__Extracted data__:
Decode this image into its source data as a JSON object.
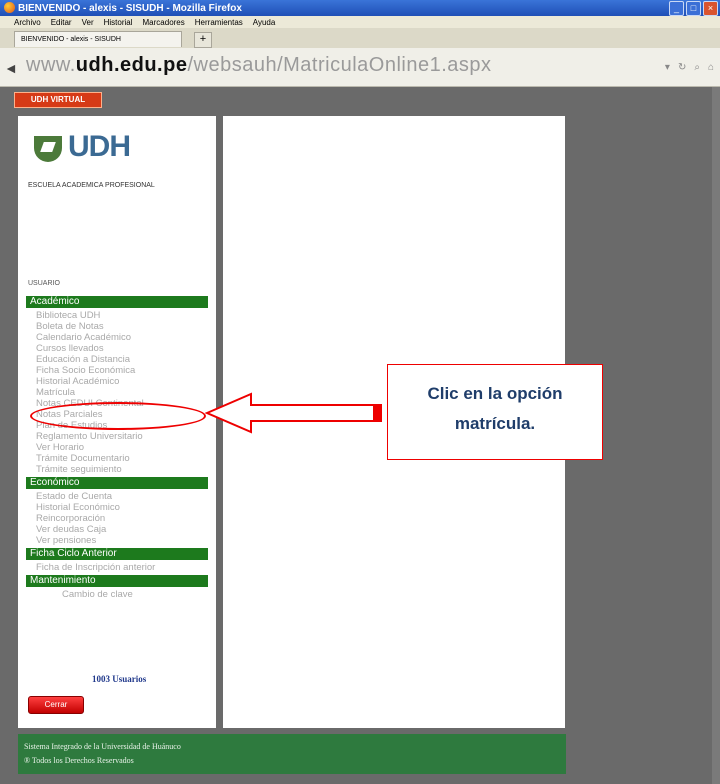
{
  "window": {
    "title": "BIENVENIDO - alexis - SISUDH - Mozilla Firefox"
  },
  "menubar": [
    "Archivo",
    "Editar",
    "Ver",
    "Historial",
    "Marcadores",
    "Herramientas",
    "Ayuda"
  ],
  "tab": {
    "label": "BIENVENIDO - alexis - SISUDH",
    "new_tab": "+"
  },
  "address": {
    "prefix": "www.",
    "domain": "udh.edu.pe",
    "path": "/websauh/MatriculaOnline1.aspx"
  },
  "header": {
    "badge": "UDH VIRTUAL"
  },
  "sidebar": {
    "logo_text": "UDH",
    "school": "ESCUELA ACADEMICA PROFESIONAL",
    "user_label": "USUARIO",
    "sections": [
      {
        "title": "Académico",
        "items": [
          "Biblioteca UDH",
          "Boleta de Notas",
          "Calendario Académico",
          "Cursos llevados",
          "Educación a Distancia",
          "Ficha Socio Económica",
          "Historial Académico",
          "Matrícula",
          "Notas CEDUI Continental",
          "Notas Parciales",
          "Plan de Estudios",
          "Reglamento Universitario",
          "Ver Horario",
          "Trámite Documentario",
          "Trámite seguimiento"
        ]
      },
      {
        "title": "Económico",
        "items": [
          "Estado de Cuenta",
          "Historial Económico",
          "Reincorporación",
          "Ver deudas Caja",
          "Ver pensiones"
        ]
      },
      {
        "title": "Ficha Ciclo Anterior",
        "items": [
          "Ficha de Inscripción anterior"
        ]
      },
      {
        "title": "Mantenimiento",
        "items": [
          "Cambio de clave"
        ]
      }
    ],
    "users_link": "1003  Usuarios",
    "logout": "Cerrar"
  },
  "footer": {
    "line1": "Sistema Integrado de la Universidad de Huánuco",
    "line2": "® Todos los Derechos Reservados"
  },
  "callout": {
    "line1": "Clic en la opción",
    "line2": "matrícula."
  },
  "colors": {
    "section_bg": "#1d7a1d",
    "footer_bg": "#2e7a3e",
    "annotation": "#e00000",
    "badge": "#d63a16"
  }
}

__Task to complete__: Every record above should be transcribed exactly; the pictures stay out of the copy.

__Task output__:
Decode this image into its source data as a JSON object.
{
  "window": {
    "title": "BIENVENIDO - alexis - SISUDH - Mozilla Firefox"
  },
  "menubar": [
    "Archivo",
    "Editar",
    "Ver",
    "Historial",
    "Marcadores",
    "Herramientas",
    "Ayuda"
  ],
  "tab": {
    "label": "BIENVENIDO - alexis - SISUDH",
    "new_tab": "+"
  },
  "address": {
    "prefix": "www.",
    "domain": "udh.edu.pe",
    "path": "/websauh/MatriculaOnline1.aspx"
  },
  "header": {
    "badge": "UDH VIRTUAL"
  },
  "sidebar": {
    "logo_text": "UDH",
    "school": "ESCUELA ACADEMICA PROFESIONAL",
    "user_label": "USUARIO",
    "sections": [
      {
        "title": "Académico",
        "items": [
          "Biblioteca UDH",
          "Boleta de Notas",
          "Calendario Académico",
          "Cursos llevados",
          "Educación a Distancia",
          "Ficha Socio Económica",
          "Historial Académico",
          "Matrícula",
          "Notas CEDUI Continental",
          "Notas Parciales",
          "Plan de Estudios",
          "Reglamento Universitario",
          "Ver Horario",
          "Trámite Documentario",
          "Trámite seguimiento"
        ]
      },
      {
        "title": "Económico",
        "items": [
          "Estado de Cuenta",
          "Historial Económico",
          "Reincorporación",
          "Ver deudas Caja",
          "Ver pensiones"
        ]
      },
      {
        "title": "Ficha Ciclo Anterior",
        "items": [
          "Ficha de Inscripción anterior"
        ]
      },
      {
        "title": "Mantenimiento",
        "items": [
          "Cambio de clave"
        ]
      }
    ],
    "users_link": "1003  Usuarios",
    "logout": "Cerrar"
  },
  "footer": {
    "line1": "Sistema Integrado de la Universidad de Huánuco",
    "line2": "® Todos los Derechos Reservados"
  },
  "callout": {
    "line1": "Clic en la opción",
    "line2": "matrícula."
  },
  "colors": {
    "section_bg": "#1d7a1d",
    "footer_bg": "#2e7a3e",
    "annotation": "#e00000",
    "badge": "#d63a16"
  }
}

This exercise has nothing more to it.